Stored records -
## Start

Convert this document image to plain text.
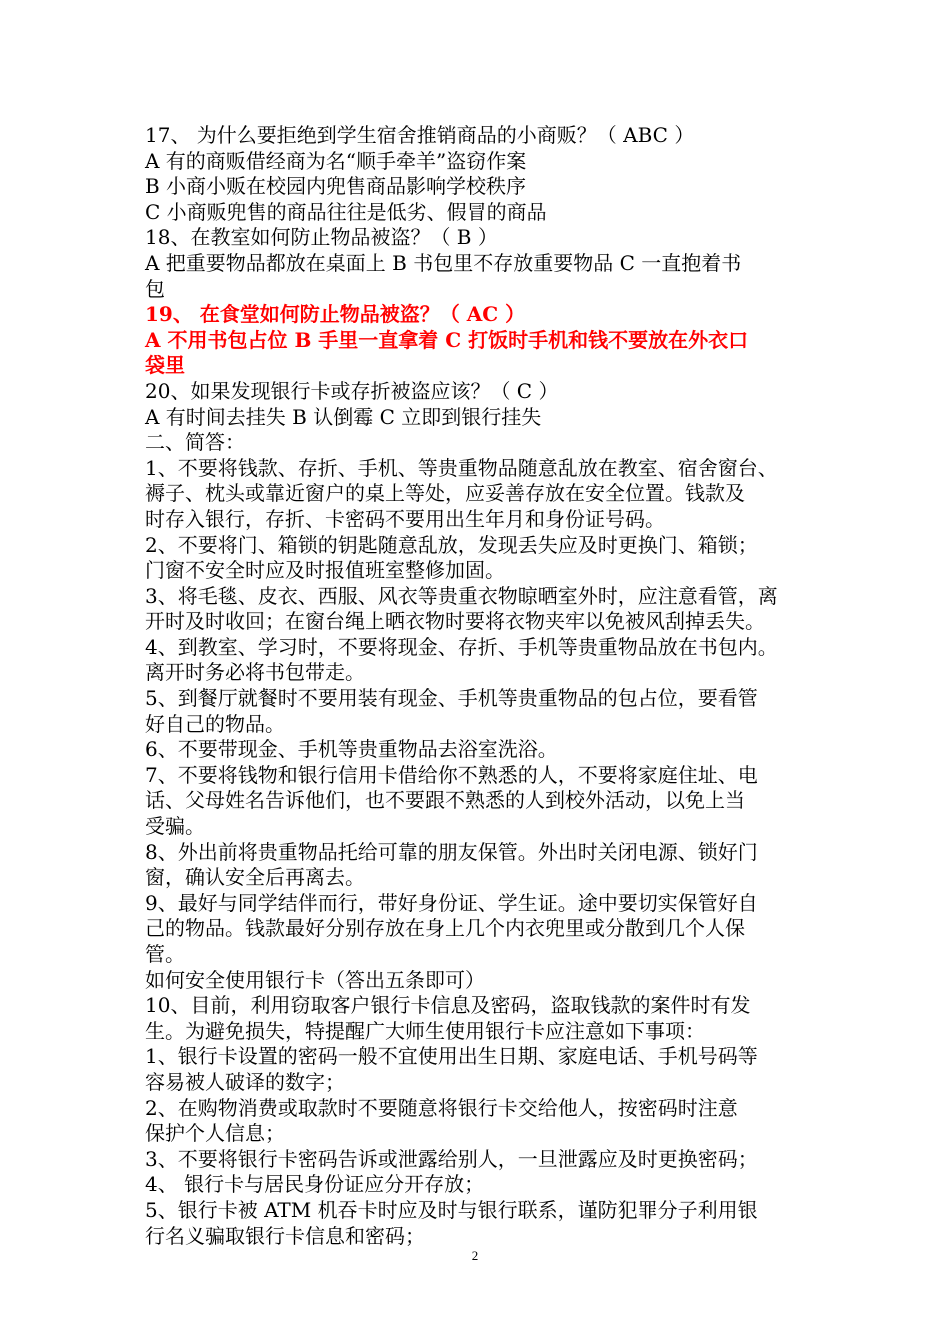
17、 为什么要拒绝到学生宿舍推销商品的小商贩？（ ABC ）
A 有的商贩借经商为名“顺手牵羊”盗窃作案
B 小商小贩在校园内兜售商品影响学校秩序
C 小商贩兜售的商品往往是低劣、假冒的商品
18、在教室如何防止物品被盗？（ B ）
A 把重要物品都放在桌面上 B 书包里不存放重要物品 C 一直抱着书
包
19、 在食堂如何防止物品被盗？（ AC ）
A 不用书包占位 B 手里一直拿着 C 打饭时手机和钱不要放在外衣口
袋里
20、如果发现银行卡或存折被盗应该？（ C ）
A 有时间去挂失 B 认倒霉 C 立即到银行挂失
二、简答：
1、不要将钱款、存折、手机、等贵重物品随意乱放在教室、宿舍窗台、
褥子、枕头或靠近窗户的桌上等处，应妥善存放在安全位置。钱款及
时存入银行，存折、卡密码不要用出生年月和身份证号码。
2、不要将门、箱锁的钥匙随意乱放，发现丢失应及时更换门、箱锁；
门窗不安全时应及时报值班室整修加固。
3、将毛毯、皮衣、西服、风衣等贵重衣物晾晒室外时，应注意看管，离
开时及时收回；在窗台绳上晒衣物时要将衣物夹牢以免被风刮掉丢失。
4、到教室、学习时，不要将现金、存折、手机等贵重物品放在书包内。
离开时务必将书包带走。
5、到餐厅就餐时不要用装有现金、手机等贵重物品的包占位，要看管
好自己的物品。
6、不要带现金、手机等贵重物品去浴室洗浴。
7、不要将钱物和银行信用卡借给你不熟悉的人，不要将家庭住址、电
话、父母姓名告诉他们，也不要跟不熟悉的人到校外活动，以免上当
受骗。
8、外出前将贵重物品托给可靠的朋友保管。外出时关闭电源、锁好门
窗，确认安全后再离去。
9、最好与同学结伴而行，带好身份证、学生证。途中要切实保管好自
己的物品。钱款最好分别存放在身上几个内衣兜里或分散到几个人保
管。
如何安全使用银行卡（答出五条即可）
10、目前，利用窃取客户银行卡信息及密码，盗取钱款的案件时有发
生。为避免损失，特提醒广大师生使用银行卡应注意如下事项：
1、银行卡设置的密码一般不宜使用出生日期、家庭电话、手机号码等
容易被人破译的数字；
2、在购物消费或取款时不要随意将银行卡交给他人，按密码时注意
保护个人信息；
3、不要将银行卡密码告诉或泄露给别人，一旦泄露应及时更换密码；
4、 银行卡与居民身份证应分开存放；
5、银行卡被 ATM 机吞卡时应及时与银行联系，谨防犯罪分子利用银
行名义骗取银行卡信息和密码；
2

## End

Retype every record above exactly as written, but leave out the pictures.

Convert this document image to plain text.
17、 为什么要拒绝到学生宿舍推销商品的小商贩？（ ABC ）
A 有的商贩借经商为名“顺手牵羊”盗窃作案
B 小商小贩在校园内兜售商品影响学校秩序
C 小商贩兜售的商品往往是低劣、假冒的商品
18、在教室如何防止物品被盗？（ B ）
A 把重要物品都放在桌面上 B 书包里不存放重要物品 C 一直抱着书
包
19、 在食堂如何防止物品被盗？（ AC ）
A 不用书包占位 B 手里一直拿着 C 打饭时手机和钱不要放在外衣口
袋里
20、如果发现银行卡或存折被盗应该？（ C ）
A 有时间去挂失 B 认倒霉 C 立即到银行挂失
二、简答：
1、不要将钱款、存折、手机、等贵重物品随意乱放在教室、宿舍窗台、
褥子、枕头或靠近窗户的桌上等处，应妥善存放在安全位置。钱款及
时存入银行，存折、卡密码不要用出生年月和身份证号码。
2、不要将门、箱锁的钥匙随意乱放，发现丢失应及时更换门、箱锁；
门窗不安全时应及时报值班室整修加固。
3、将毛毯、皮衣、西服、风衣等贵重衣物晾晒室外时，应注意看管，离
开时及时收回；在窗台绳上晒衣物时要将衣物夹牢以免被风刮掉丢失。
4、到教室、学习时，不要将现金、存折、手机等贵重物品放在书包内。
离开时务必将书包带走。
5、到餐厅就餐时不要用装有现金、手机等贵重物品的包占位，要看管
好自己的物品。
6、不要带现金、手机等贵重物品去浴室洗浴。
7、不要将钱物和银行信用卡借给你不熟悉的人，不要将家庭住址、电
话、父母姓名告诉他们，也不要跟不熟悉的人到校外活动，以免上当
受骗。
8、外出前将贵重物品托给可靠的朋友保管。外出时关闭电源、锁好门
窗，确认安全后再离去。
9、最好与同学结伴而行，带好身份证、学生证。途中要切实保管好自
己的物品。钱款最好分别存放在身上几个内衣兜里或分散到几个人保
管。
如何安全使用银行卡（答出五条即可）
10、目前，利用窃取客户银行卡信息及密码，盗取钱款的案件时有发
生。为避免损失，特提醒广大师生使用银行卡应注意如下事项：
1、银行卡设置的密码一般不宜使用出生日期、家庭电话、手机号码等
容易被人破译的数字；
2、在购物消费或取款时不要随意将银行卡交给他人，按密码时注意
保护个人信息；
3、不要将银行卡密码告诉或泄露给别人，一旦泄露应及时更换密码；
4、 银行卡与居民身份证应分开存放；
5、银行卡被 ATM 机吞卡时应及时与银行联系，谨防犯罪分子利用银
行名义骗取银行卡信息和密码；
2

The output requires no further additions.